> _GIVEN PROBLEM_: Decide whether each statement below agrees with the text on Richard Glasspoole's capture, answering yes or no and quoting the words of the text that decide it. 1. Glasspoole was twenty years old when he was taken captive. 2. Glasspoole met Zheng Yi Sao during his captivity. 3. Glasspoole joined the Marquis of Ely as her third mate.

> _TEXT EXCERPT_:
⟨

So wrote Edward Carrington, the American Consul in Canton, China, to President James Madison on 19 April 1807. The officer of which he spoke was John Turner, Chief Mate of the Tay, a merchant ship, but the passage could easily be applied to Richard Glasspoole of the East India Company ship, Marquis of Ely. He began his service with the Company as a midshipman in 1804; four years later, he joined this vessel as her fourth mate. He would eventually command the EIC’s Buckinghamshire, a position he held from 1823 until his retirement in 1831. He went on to own a significant portion of land in Ormsby, England and became a magistrate at the end of 1840. But that occurred three decades after he became a pirate captive.

At the time, Glasspoole was twenty years old. He and six others were taken on 21 September 1809, and referred to his captors as “Ladrones,” whose hunting grounds were the Ladrones or Thieves Islands (Wanshan Archipelago). These pirates and their families lived on their vessels, rather than the land. His captors belonged to the Red Flag Fleet, part of Zheng Yi Sao’s pirate confederation. He never met her, but he would meet one of her captains during his captivity, which lasted for “eleven weeks and three days.” (Further, 39)

After his release on 8 December 1809, he wrote two accounts of his ordeal. The first was a narrative for the President of the East India Company’s factory in Canton, China. In it he explained how he and his men came to be captured.
At half-past 5 A.M. [on 18 September], the ebb-tide making, we left Macao with vegetables for the ship. One of the compradore’s men who spoke English went with us for the purpose of piloting the ship . . . . I had every reason to expect the ship in the roads, as she was preparing to get under weigh when we left her. But on our rounding Cabaretta Point, we saw her five or six miles to leeward under weigh, standing on the starboard tack. . . . A hard squall then coming on with a strong tide and heavy swell against us, we drifted fast to leeward, and the weather being hazy, we soon lost sight of the ship.1 (Glasspoole, 297-298)

⟩

Data entries:
⟨

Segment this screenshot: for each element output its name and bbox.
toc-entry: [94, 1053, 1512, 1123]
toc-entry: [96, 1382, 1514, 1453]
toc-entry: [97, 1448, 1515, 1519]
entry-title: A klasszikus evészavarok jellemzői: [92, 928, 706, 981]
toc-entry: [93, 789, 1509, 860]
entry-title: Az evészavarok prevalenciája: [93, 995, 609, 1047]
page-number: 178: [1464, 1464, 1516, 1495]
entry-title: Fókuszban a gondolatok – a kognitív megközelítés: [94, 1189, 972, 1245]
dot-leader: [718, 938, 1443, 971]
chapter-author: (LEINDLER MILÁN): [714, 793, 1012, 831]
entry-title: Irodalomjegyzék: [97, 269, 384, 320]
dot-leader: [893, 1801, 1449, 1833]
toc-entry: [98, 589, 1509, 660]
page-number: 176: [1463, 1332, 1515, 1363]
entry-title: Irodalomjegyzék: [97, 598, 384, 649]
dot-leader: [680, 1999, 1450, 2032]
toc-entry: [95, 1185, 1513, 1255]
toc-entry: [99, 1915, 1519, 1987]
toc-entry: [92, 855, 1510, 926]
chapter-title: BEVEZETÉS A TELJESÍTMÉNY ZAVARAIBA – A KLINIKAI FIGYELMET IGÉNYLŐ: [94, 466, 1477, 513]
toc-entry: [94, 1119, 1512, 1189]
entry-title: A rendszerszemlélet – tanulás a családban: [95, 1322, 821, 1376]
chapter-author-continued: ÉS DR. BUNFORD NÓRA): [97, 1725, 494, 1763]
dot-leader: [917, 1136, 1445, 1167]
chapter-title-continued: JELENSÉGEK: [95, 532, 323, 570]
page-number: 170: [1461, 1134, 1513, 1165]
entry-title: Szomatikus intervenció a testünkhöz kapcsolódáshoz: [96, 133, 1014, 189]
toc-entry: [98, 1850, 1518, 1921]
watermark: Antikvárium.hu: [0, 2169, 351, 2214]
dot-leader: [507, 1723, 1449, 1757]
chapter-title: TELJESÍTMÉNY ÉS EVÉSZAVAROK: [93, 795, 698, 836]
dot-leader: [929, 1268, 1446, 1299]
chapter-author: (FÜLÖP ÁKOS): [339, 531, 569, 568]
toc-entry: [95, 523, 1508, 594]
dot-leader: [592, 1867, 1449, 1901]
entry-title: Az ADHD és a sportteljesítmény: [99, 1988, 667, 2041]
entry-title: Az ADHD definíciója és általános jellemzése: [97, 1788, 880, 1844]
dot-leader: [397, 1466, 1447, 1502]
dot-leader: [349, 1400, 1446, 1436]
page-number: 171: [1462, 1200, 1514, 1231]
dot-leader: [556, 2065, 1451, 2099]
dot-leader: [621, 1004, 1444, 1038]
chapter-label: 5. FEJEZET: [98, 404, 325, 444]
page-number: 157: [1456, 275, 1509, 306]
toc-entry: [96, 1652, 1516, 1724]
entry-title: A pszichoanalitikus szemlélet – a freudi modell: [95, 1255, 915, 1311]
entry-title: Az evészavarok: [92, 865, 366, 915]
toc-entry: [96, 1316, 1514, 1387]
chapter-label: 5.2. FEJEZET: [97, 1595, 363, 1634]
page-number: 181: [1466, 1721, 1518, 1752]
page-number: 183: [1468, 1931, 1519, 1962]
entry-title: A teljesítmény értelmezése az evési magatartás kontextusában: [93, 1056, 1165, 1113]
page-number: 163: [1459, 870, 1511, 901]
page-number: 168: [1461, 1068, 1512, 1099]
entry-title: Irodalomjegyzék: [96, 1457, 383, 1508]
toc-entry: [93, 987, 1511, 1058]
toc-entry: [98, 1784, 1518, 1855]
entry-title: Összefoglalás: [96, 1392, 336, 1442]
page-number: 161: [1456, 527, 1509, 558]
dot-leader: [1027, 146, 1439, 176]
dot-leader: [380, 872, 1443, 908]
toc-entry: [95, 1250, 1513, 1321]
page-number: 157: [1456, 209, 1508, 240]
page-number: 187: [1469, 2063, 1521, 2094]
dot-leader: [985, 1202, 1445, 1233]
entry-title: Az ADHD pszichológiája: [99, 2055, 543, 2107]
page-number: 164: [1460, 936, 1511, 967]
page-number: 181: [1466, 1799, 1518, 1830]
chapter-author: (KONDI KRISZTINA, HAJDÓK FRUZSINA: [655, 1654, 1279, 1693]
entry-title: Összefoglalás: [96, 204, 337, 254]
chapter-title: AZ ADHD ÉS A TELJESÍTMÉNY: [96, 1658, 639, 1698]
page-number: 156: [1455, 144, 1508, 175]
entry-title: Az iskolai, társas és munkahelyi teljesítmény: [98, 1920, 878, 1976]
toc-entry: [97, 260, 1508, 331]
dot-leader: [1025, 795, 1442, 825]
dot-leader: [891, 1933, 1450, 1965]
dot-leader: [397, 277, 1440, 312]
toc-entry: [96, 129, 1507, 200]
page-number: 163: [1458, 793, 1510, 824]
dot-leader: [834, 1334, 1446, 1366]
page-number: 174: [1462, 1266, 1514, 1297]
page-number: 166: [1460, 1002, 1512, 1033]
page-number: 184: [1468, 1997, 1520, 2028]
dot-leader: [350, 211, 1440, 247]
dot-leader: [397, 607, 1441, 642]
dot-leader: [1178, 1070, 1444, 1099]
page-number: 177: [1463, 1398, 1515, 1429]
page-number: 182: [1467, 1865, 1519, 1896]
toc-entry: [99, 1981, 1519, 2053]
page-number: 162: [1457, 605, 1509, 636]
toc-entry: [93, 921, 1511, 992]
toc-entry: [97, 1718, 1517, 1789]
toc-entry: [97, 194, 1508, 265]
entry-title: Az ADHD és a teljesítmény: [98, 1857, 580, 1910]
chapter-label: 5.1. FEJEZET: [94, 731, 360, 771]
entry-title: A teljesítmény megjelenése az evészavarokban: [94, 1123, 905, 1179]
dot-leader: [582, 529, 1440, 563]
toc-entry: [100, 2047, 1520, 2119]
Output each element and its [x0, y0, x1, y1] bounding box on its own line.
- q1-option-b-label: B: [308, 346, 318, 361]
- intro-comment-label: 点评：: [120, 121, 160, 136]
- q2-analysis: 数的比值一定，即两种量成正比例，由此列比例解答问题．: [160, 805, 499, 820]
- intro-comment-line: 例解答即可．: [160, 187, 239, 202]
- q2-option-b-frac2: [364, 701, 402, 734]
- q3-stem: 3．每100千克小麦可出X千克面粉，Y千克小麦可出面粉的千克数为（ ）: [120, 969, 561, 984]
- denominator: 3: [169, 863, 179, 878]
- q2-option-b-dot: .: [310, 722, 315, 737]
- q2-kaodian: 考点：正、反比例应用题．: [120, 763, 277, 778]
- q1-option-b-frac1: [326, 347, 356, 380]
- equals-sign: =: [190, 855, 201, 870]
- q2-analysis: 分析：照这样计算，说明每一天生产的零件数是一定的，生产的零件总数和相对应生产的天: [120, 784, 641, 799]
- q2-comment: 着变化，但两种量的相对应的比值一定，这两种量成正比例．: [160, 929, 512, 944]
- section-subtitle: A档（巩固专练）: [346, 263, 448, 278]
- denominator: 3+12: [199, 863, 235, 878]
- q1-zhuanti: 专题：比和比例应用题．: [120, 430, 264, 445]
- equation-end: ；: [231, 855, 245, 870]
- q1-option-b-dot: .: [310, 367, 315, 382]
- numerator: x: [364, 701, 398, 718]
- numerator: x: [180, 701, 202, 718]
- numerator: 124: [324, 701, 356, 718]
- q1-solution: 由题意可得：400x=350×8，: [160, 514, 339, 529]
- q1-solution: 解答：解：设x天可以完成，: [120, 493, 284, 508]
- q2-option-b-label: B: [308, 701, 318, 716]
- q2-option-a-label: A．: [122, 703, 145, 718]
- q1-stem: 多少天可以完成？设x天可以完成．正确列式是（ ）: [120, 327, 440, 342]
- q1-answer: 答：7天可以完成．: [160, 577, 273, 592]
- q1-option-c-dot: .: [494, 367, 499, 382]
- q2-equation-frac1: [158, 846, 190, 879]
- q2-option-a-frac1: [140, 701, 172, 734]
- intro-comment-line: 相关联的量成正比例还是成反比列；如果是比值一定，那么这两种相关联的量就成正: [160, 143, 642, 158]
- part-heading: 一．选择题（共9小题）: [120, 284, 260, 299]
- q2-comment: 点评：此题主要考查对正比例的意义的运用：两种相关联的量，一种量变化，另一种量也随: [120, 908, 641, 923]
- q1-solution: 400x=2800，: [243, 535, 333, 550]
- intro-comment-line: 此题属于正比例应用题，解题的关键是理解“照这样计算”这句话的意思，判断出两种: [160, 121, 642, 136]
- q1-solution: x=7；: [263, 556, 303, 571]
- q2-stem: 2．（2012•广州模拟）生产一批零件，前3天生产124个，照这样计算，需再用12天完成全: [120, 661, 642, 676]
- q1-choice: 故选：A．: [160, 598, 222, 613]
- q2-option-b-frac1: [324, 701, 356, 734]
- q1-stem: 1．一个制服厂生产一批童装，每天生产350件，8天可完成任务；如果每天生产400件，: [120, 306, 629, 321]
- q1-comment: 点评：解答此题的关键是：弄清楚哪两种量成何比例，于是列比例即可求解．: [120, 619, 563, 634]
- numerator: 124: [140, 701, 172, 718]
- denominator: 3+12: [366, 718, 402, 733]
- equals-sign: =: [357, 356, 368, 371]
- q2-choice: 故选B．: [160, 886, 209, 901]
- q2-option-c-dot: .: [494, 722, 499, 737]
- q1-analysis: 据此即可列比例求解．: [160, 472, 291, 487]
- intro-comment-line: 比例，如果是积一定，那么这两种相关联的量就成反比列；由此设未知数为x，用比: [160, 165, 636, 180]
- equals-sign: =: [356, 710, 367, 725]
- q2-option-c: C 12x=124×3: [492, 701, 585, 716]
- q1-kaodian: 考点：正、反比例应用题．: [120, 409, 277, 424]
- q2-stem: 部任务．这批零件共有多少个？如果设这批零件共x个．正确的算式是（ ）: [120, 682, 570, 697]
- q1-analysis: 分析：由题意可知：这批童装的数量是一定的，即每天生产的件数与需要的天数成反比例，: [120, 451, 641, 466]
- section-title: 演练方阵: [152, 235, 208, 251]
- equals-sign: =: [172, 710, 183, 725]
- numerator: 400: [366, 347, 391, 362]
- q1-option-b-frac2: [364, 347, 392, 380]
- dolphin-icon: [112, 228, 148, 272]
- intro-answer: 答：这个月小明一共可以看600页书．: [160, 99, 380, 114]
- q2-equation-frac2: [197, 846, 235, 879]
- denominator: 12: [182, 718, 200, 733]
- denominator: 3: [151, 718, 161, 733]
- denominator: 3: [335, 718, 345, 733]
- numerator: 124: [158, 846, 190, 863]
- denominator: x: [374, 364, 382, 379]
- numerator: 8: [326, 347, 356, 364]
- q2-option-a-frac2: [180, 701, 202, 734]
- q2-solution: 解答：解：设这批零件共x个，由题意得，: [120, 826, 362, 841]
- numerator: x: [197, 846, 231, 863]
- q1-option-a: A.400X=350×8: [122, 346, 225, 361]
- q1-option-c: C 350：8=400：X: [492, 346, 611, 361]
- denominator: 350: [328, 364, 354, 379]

⟩

> _SOLUTION_:
1. Yes: "At the time, Glasspoole was twenty years old."
2. No: "He never met her"
3. No: "he joined this vessel as her fourth mate"